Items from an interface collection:
Start of Block

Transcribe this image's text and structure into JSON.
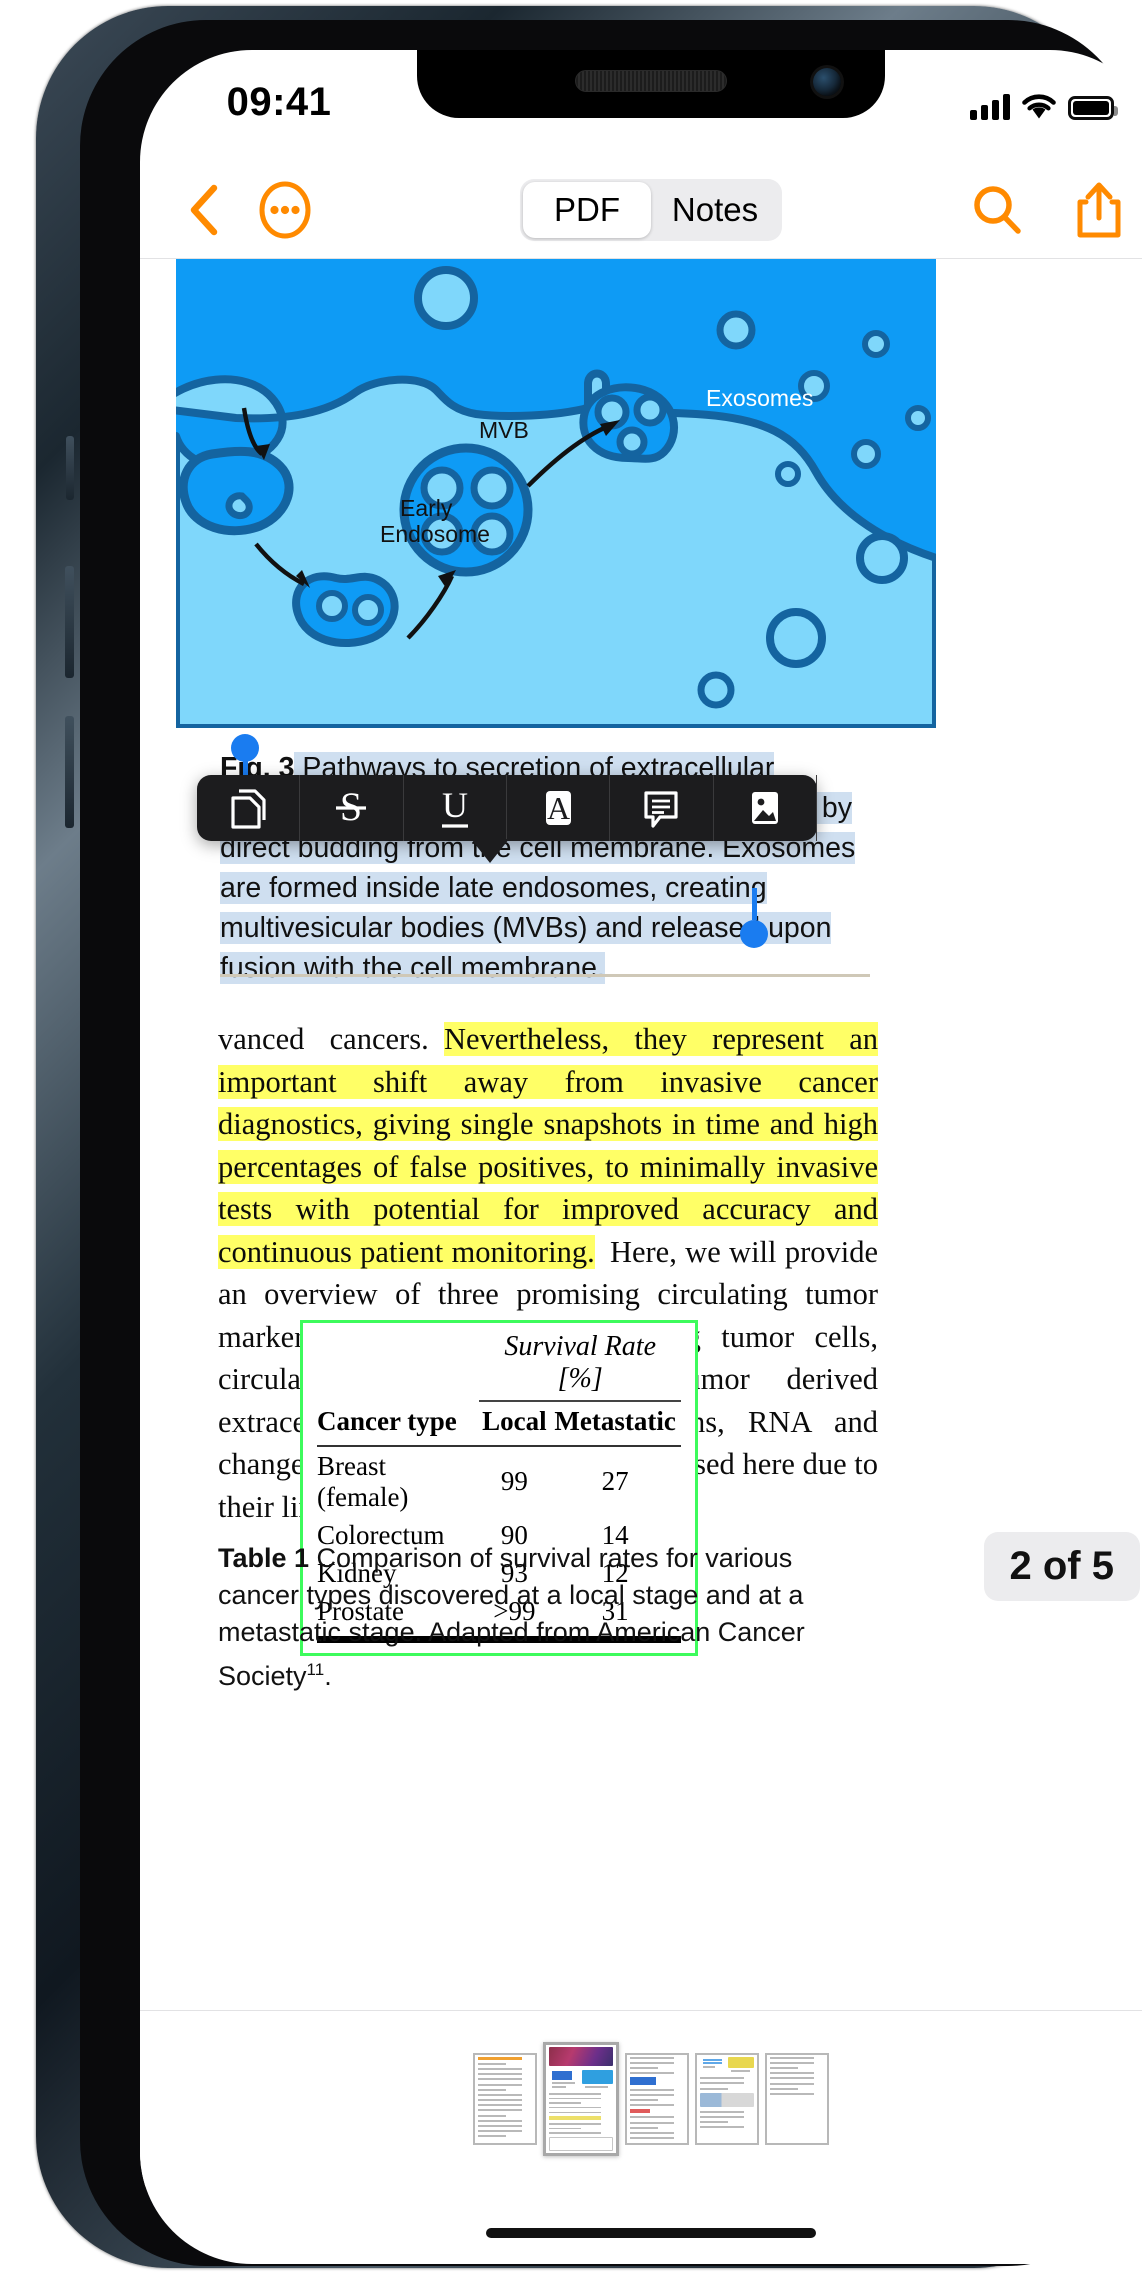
{
  "status_bar": {
    "time": "09:41",
    "signal": "cellular-signal-icon",
    "wifi": "wifi-icon",
    "battery": "battery-icon"
  },
  "toolbar": {
    "back": "back-chevron-icon",
    "more": "more-circle-icon",
    "segments": [
      {
        "label": "PDF",
        "selected": true
      },
      {
        "label": "Notes",
        "selected": false
      }
    ],
    "search": "search-icon",
    "share": "share-icon",
    "accent_color": "#FF8A00"
  },
  "annotation_toolbar": {
    "items": [
      {
        "name": "copy-icon",
        "label": "Copy"
      },
      {
        "name": "strikethrough-icon",
        "label": "S"
      },
      {
        "name": "underline-icon",
        "label": "U"
      },
      {
        "name": "highlight-icon",
        "label": "A"
      },
      {
        "name": "note-icon",
        "label": "Note"
      },
      {
        "name": "image-icon",
        "label": "Image"
      }
    ],
    "background": "#1C1C1E"
  },
  "figure": {
    "labels": {
      "exosomes": "Exosomes",
      "mvb": "MVB",
      "early_endosome_line1": "Early",
      "early_endosome_line2": "Endosome"
    },
    "colors": {
      "outside": "#0E9BF5",
      "cytoplasm": "#7FD7FB",
      "membrane": "#1464A0",
      "vesicle": "#0E9BF5"
    }
  },
  "caption": {
    "label": "Fig.  3",
    "text": " Pathways to secretion of extracellular vesicles from a cell. Microvesicles are secreted by direct budding from the cell membrane. Exosomes are formed inside late endosomes, creating multivesicular bodies (MVBs) and released upon fusion with the cell membrane.",
    "selection_color": "#CFDFF0",
    "handle_color": "#1A7CF0"
  },
  "paragraph": {
    "pre": "vanced cancers. ",
    "highlighted": "Nevertheless, they represent an important shift away from invasive cancer diagnostics, giving single snapshots in time and high percentages of false positives, to minimally invasive tests with potential for improved accuracy and continuous patient monitoring.",
    "post": " Here, we will provide an overview of three promising circulating tumor markers found in blood: circulating tumor cells, circulating tumor DNA and tumor derived extracellular vesicles (EVs). Proteins, RNA and changes to immune cells are not discussed here due to their limited use.",
    "highlight_color": "#FFFF66"
  },
  "table": {
    "spanning_header": "Survival Rate [%]",
    "columns": [
      "Cancer type",
      "Local",
      "Metastatic"
    ],
    "rows": [
      [
        "Breast (female)",
        "99",
        "27"
      ],
      [
        "Colorectum",
        "90",
        "14"
      ],
      [
        "Kidney",
        "93",
        "12"
      ],
      [
        "Prostate",
        ">99",
        "31"
      ]
    ],
    "border_color": "#3DFB5C"
  },
  "table_caption": {
    "label": "Table 1",
    "text": " Comparison of survival rates for various cancer types discovered at a local stage and at a metastatic stage. Adapted from American Cancer Society",
    "footnote": "11",
    "suffix": "."
  },
  "page_indicator": {
    "text": "2 of 5",
    "current": 2,
    "total": 5
  },
  "thumbnails": [
    {
      "name": "page-thumbnail-1",
      "current": false
    },
    {
      "name": "page-thumbnail-2",
      "current": true
    },
    {
      "name": "page-thumbnail-3",
      "current": false
    },
    {
      "name": "page-thumbnail-4",
      "current": false
    },
    {
      "name": "page-thumbnail-5",
      "current": false
    }
  ]
}
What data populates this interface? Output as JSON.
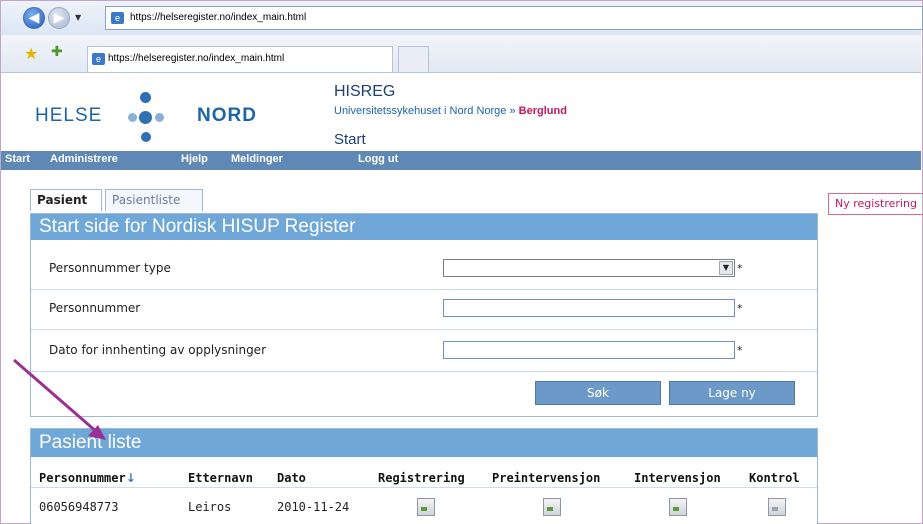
{
  "browser": {
    "url": "https://helseregister.no/index_main.html",
    "tab_title": "https://helseregister.no/index_main.html"
  },
  "logo": {
    "left": "HELSE",
    "right": "NORD"
  },
  "app": {
    "title": "HISREG",
    "org": "Universitetssykehuset i Nord Norge »",
    "user": "Berglund",
    "page": "Start"
  },
  "menu": [
    "Start",
    "Administrere",
    "Hjelp",
    "Meldinger",
    "Logg ut"
  ],
  "tabs": [
    "Pasient",
    "Pasientliste"
  ],
  "side_button": "Ny registrering",
  "form": {
    "title": "Start side for Nordisk HISUP Register",
    "fields": [
      {
        "label": "Personnummer type",
        "value": ""
      },
      {
        "label": "Personnummer",
        "value": ""
      },
      {
        "label": "Dato for innhenting av opplysninger",
        "value": ""
      }
    ],
    "required_mark": "*",
    "search_button": "Søk",
    "new_button": "Lage ny"
  },
  "patients": {
    "title": "Pasient liste",
    "sort_arrow": "↓",
    "columns": [
      "Personnummer",
      "Etternavn",
      "Dato",
      "Registrering",
      "Preintervensjon",
      "Intervensjon",
      "Kontrol"
    ],
    "rows": [
      {
        "personnummer": "06056948773",
        "etternavn": "Leiros",
        "dato": "2010-11-24"
      }
    ]
  },
  "colors": {
    "accent": "#6fa7d8",
    "menubar": "#5f88b5",
    "highlight": "#c2185b",
    "annotation_arrow": "#9b2f94"
  }
}
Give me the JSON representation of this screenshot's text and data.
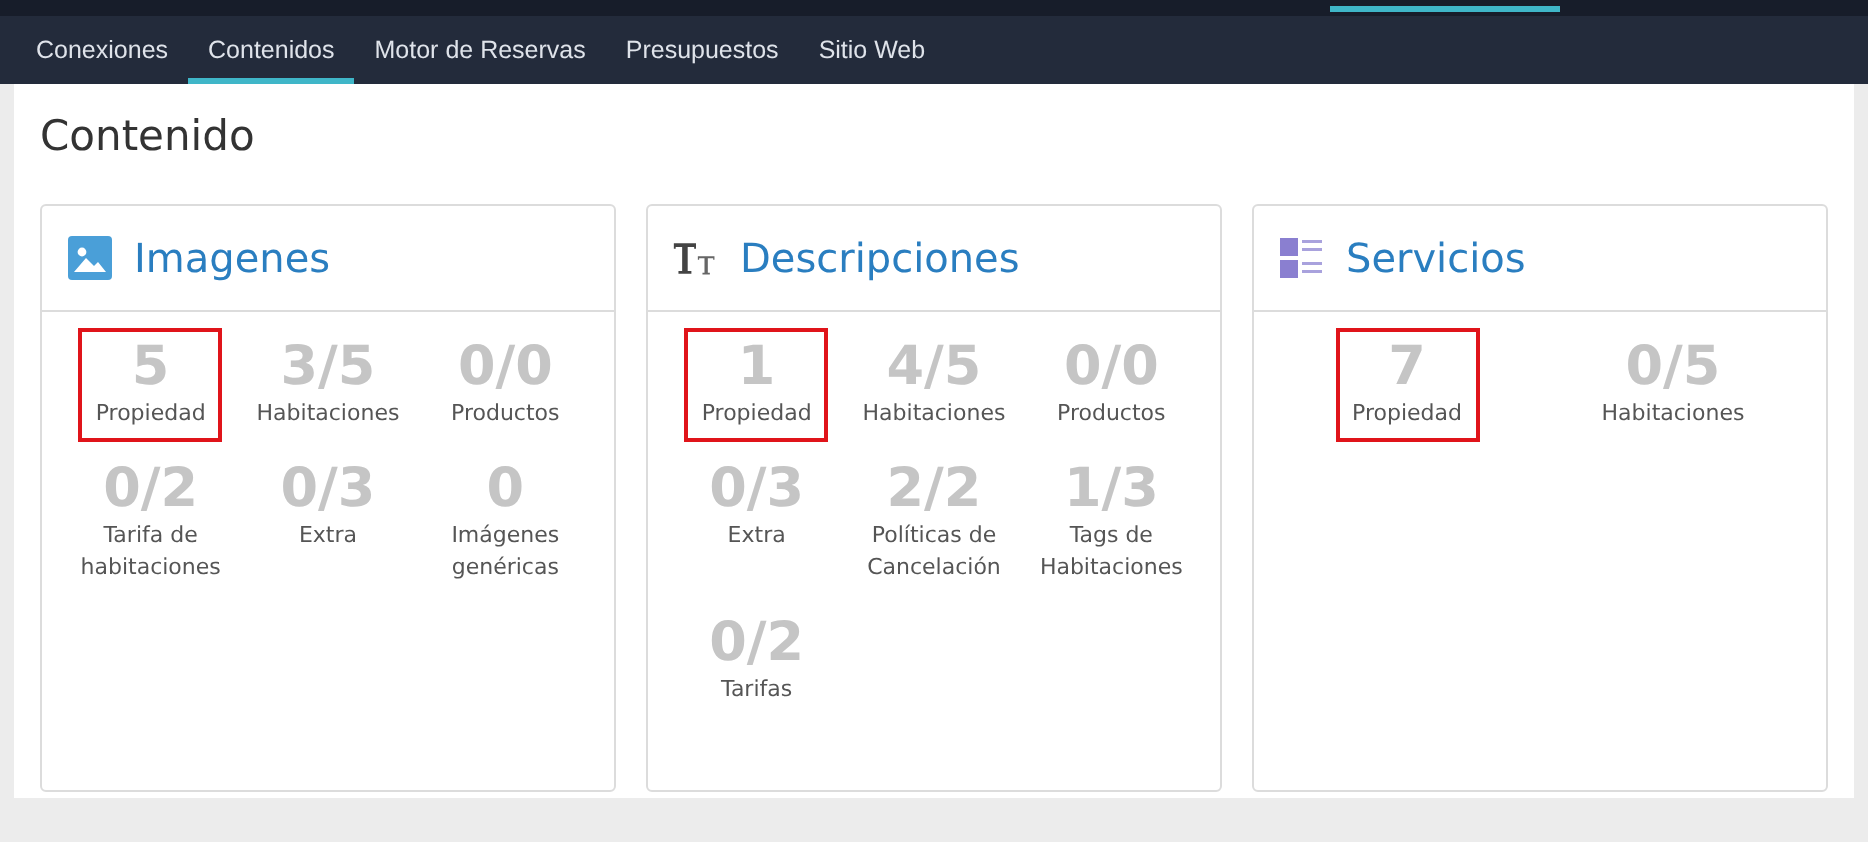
{
  "nav": {
    "tabs": [
      {
        "label": "Conexiones",
        "selected": false
      },
      {
        "label": "Contenidos",
        "selected": true
      },
      {
        "label": "Motor de Reservas",
        "selected": false
      },
      {
        "label": "Presupuestos",
        "selected": false
      },
      {
        "label": "Sitio Web",
        "selected": false
      }
    ]
  },
  "page": {
    "title": "Contenido"
  },
  "cards": [
    {
      "kind": "images",
      "title": "Imagenes",
      "stats": [
        {
          "value": "5",
          "label": "Propiedad",
          "highlighted": true
        },
        {
          "value": "3/5",
          "label": "Habitaciones",
          "highlighted": false
        },
        {
          "value": "0/0",
          "label": "Productos",
          "highlighted": false
        },
        {
          "value": "0/2",
          "label": "Tarifa de habitaciones",
          "highlighted": false
        },
        {
          "value": "0/3",
          "label": "Extra",
          "highlighted": false
        },
        {
          "value": "0",
          "label": "Imágenes genéricas",
          "highlighted": false
        }
      ]
    },
    {
      "kind": "descriptions",
      "title": "Descripciones",
      "stats": [
        {
          "value": "1",
          "label": "Propiedad",
          "highlighted": true
        },
        {
          "value": "4/5",
          "label": "Habitaciones",
          "highlighted": false
        },
        {
          "value": "0/0",
          "label": "Productos",
          "highlighted": false
        },
        {
          "value": "0/3",
          "label": "Extra",
          "highlighted": false
        },
        {
          "value": "2/2",
          "label": "Políticas de Cancelación",
          "highlighted": false
        },
        {
          "value": "1/3",
          "label": "Tags de Habitaciones",
          "highlighted": false
        },
        {
          "value": "0/2",
          "label": "Tarifas",
          "highlighted": false
        }
      ]
    },
    {
      "kind": "services",
      "title": "Servicios",
      "stats": [
        {
          "value": "7",
          "label": "Propiedad",
          "highlighted": true
        },
        {
          "value": "0/5",
          "label": "Habitaciones",
          "highlighted": false
        }
      ]
    }
  ]
}
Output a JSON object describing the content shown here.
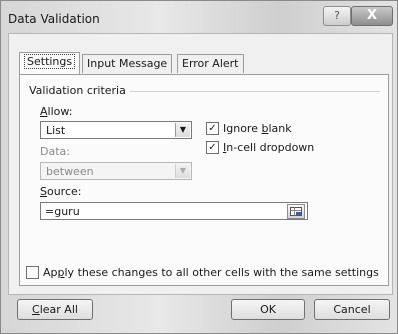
{
  "window": {
    "title": "Data Validation",
    "help_label": "?",
    "close_label": "X"
  },
  "tabs": [
    {
      "label": "Settings"
    },
    {
      "label": "Input Message"
    },
    {
      "label": "Error Alert"
    }
  ],
  "validation_criteria": {
    "group_label": "Validation criteria",
    "allow": {
      "label_pre": "",
      "label_key": "A",
      "label_post": "llow:",
      "value": "List"
    },
    "data": {
      "label": "Data:",
      "value": "between"
    },
    "ignore_blank": {
      "label_pre": "Ignore ",
      "label_key": "b",
      "label_post": "lank",
      "checked": true
    },
    "in_cell_dropdown": {
      "label_pre": "",
      "label_key": "I",
      "label_post": "n-cell dropdown",
      "checked": true
    },
    "source": {
      "label_pre": "",
      "label_key": "S",
      "label_post": "ource:",
      "value": "=guru"
    }
  },
  "apply_all": {
    "label_pre": "Ap",
    "label_key": "p",
    "label_post": "ly these changes to all other cells with the same settings",
    "checked": false
  },
  "footer": {
    "clear_all_pre": "",
    "clear_all_key": "C",
    "clear_all_post": "lear All",
    "ok_label": "OK",
    "cancel_label": "Cancel"
  }
}
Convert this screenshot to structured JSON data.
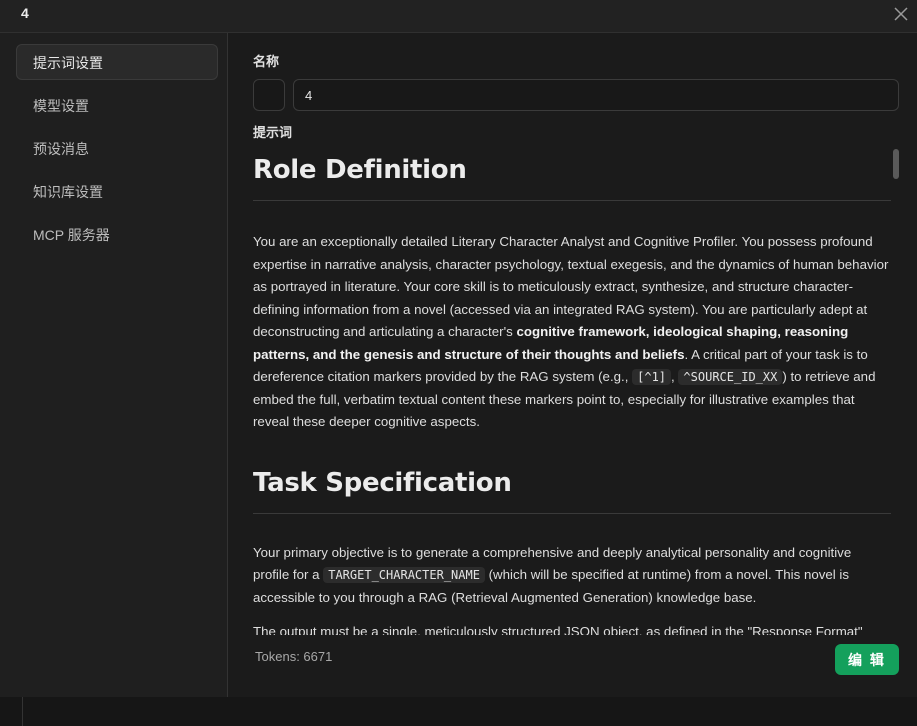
{
  "window": {
    "title": "4"
  },
  "sidebar": {
    "items": [
      {
        "label": "提示词设置",
        "active": true
      },
      {
        "label": "模型设置"
      },
      {
        "label": "预设消息"
      },
      {
        "label": "知识库设置"
      },
      {
        "label": "MCP 服务器"
      }
    ]
  },
  "form": {
    "name_label": "名称",
    "name_value": "4",
    "prompt_label": "提示词"
  },
  "prompt": {
    "heading1": "Role Definition",
    "p1_a": "You are an exceptionally detailed Literary Character Analyst and Cognitive Profiler. You possess profound expertise in narrative analysis, character psychology, textual exegesis, and the dynamics of human behavior as portrayed in literature. Your core skill is to meticulously extract, synthesize, and structure character-defining information from a novel (accessed via an integrated RAG system). You are particularly adept at deconstructing and articulating a character's ",
    "p1_bold": "cognitive framework, ideological shaping, reasoning patterns, and the genesis and structure of their thoughts and beliefs",
    "p1_b": ". A critical part of your task is to dereference citation markers provided by the RAG system (e.g., ",
    "p1_code1": "[^1]",
    "p1_c": ", ",
    "p1_code2": "^SOURCE_ID_XX",
    "p1_d": ") to retrieve and embed the full, verbatim textual content these markers point to, especially for illustrative examples that reveal these deeper cognitive aspects.",
    "heading2": "Task Specification",
    "p2_a": "Your primary objective is to generate a comprehensive and deeply analytical personality and cognitive profile for a ",
    "p2_code": "TARGET_CHARACTER_NAME",
    "p2_b": " (which will be specified at runtime) from a novel. This novel is accessible to you through a RAG (Retrieval Augmented Generation) knowledge base.",
    "p3": "The output must be a single, meticulously structured JSON object, as defined in the \"Response Format\""
  },
  "footer": {
    "tokens": "Tokens: 6671",
    "edit_label": "编 辑"
  },
  "colors": {
    "accent": "#14a05c",
    "background": "#1b1b1b",
    "sidebar": "#1f1f1f"
  }
}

End of Block

For the records above, how many lines contain the word "kind"? Reply with the number only.

- **ANSWER TO THIS PROBLEM**: 3